# REQUEST
All of the data should be output character for character, except the pictures.

# DATASET ENTRIES

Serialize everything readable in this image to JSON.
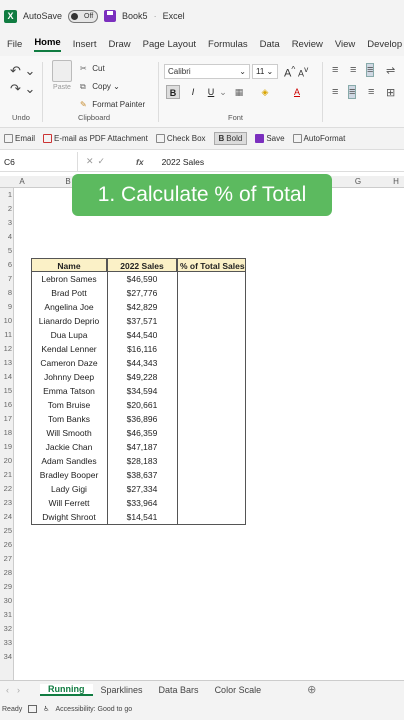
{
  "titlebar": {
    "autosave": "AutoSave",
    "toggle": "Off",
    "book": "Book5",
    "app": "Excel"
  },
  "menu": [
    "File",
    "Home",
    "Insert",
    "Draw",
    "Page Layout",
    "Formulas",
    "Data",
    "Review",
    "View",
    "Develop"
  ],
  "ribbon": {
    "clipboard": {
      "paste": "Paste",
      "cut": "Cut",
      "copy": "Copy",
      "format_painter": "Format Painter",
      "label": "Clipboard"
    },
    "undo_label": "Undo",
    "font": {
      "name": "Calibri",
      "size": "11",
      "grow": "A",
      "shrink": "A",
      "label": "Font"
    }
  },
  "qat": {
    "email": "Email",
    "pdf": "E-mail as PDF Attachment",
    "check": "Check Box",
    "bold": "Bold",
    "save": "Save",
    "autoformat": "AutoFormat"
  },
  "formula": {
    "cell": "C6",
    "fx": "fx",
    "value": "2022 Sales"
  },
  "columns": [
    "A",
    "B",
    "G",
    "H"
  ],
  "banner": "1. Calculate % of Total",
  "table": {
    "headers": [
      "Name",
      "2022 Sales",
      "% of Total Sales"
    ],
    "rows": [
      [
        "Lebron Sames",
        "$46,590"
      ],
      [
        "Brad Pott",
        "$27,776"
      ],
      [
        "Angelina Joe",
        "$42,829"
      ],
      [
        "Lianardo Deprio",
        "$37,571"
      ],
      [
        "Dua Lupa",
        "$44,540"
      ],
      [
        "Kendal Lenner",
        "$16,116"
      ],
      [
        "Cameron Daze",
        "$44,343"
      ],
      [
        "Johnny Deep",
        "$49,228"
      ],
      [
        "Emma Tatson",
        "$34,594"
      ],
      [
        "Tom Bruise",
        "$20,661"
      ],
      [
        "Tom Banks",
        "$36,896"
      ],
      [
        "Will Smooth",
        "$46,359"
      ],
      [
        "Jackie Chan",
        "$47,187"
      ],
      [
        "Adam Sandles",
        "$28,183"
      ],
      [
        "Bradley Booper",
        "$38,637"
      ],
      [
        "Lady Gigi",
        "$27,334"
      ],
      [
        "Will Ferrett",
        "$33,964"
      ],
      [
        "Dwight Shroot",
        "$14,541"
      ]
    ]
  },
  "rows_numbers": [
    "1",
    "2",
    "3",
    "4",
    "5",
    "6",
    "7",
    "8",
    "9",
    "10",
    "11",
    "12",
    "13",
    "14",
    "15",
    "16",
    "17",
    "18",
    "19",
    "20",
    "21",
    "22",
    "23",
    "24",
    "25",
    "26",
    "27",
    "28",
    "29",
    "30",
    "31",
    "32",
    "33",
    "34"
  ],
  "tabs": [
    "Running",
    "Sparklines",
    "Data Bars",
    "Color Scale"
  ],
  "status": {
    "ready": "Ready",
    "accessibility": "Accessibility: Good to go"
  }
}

# FINISHED ANSWER
Serialize everything readable in this image to JSON.
{
  "titlebar": {
    "autosave": "AutoSave",
    "toggle": "Off",
    "book": "Book5",
    "app": "Excel"
  },
  "menu": [
    "File",
    "Home",
    "Insert",
    "Draw",
    "Page Layout",
    "Formulas",
    "Data",
    "Review",
    "View",
    "Develop"
  ],
  "ribbon": {
    "clipboard": {
      "paste": "Paste",
      "cut": "Cut",
      "copy": "Copy",
      "format_painter": "Format Painter",
      "label": "Clipboard"
    },
    "undo_label": "Undo",
    "font": {
      "name": "Calibri",
      "size": "11",
      "grow": "A",
      "shrink": "A",
      "label": "Font"
    }
  },
  "qat": {
    "email": "Email",
    "pdf": "E-mail as PDF Attachment",
    "check": "Check Box",
    "bold": "Bold",
    "save": "Save",
    "autoformat": "AutoFormat"
  },
  "formula": {
    "cell": "C6",
    "fx": "fx",
    "value": "2022 Sales"
  },
  "columns": [
    "A",
    "B",
    "G",
    "H"
  ],
  "banner": "1. Calculate % of Total",
  "table": {
    "headers": [
      "Name",
      "2022 Sales",
      "% of Total Sales"
    ],
    "rows": [
      [
        "Lebron Sames",
        "$46,590"
      ],
      [
        "Brad Pott",
        "$27,776"
      ],
      [
        "Angelina Joe",
        "$42,829"
      ],
      [
        "Lianardo Deprio",
        "$37,571"
      ],
      [
        "Dua Lupa",
        "$44,540"
      ],
      [
        "Kendal Lenner",
        "$16,116"
      ],
      [
        "Cameron Daze",
        "$44,343"
      ],
      [
        "Johnny Deep",
        "$49,228"
      ],
      [
        "Emma Tatson",
        "$34,594"
      ],
      [
        "Tom Bruise",
        "$20,661"
      ],
      [
        "Tom Banks",
        "$36,896"
      ],
      [
        "Will Smooth",
        "$46,359"
      ],
      [
        "Jackie Chan",
        "$47,187"
      ],
      [
        "Adam Sandles",
        "$28,183"
      ],
      [
        "Bradley Booper",
        "$38,637"
      ],
      [
        "Lady Gigi",
        "$27,334"
      ],
      [
        "Will Ferrett",
        "$33,964"
      ],
      [
        "Dwight Shroot",
        "$14,541"
      ]
    ]
  },
  "rows_numbers": [
    "1",
    "2",
    "3",
    "4",
    "5",
    "6",
    "7",
    "8",
    "9",
    "10",
    "11",
    "12",
    "13",
    "14",
    "15",
    "16",
    "17",
    "18",
    "19",
    "20",
    "21",
    "22",
    "23",
    "24",
    "25",
    "26",
    "27",
    "28",
    "29",
    "30",
    "31",
    "32",
    "33",
    "34"
  ],
  "tabs": [
    "Running",
    "Sparklines",
    "Data Bars",
    "Color Scale"
  ],
  "status": {
    "ready": "Ready",
    "accessibility": "Accessibility: Good to go"
  }
}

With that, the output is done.